Every record below should be printed exactly as given.
▬▬▬▬▬▬▬▬▬▬
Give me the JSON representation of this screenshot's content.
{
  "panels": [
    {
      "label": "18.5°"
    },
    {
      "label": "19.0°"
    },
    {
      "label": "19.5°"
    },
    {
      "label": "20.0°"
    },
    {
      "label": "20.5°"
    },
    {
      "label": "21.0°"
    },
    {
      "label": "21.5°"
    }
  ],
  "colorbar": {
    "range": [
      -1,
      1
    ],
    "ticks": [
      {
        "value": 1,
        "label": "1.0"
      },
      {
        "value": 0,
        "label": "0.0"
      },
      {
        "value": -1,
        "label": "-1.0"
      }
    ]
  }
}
▬▬▬▬▬▬▬▬▬▬
- Final result
Give me the JSON representation of this screenshot's content.
{
  "panels": [
    {
      "label": "18.5°"
    },
    {
      "label": "19.0°"
    },
    {
      "label": "19.5°"
    },
    {
      "label": "20.0°"
    },
    {
      "label": "20.5°"
    },
    {
      "label": "21.0°"
    },
    {
      "label": "21.5°"
    }
  ],
  "colorbar": {
    "range": [
      -1,
      1
    ],
    "ticks": [
      {
        "value": 1,
        "label": "1.0"
      },
      {
        "value": 0,
        "label": "0.0"
      },
      {
        "value": -1,
        "label": "-1.0"
      }
    ]
  }
}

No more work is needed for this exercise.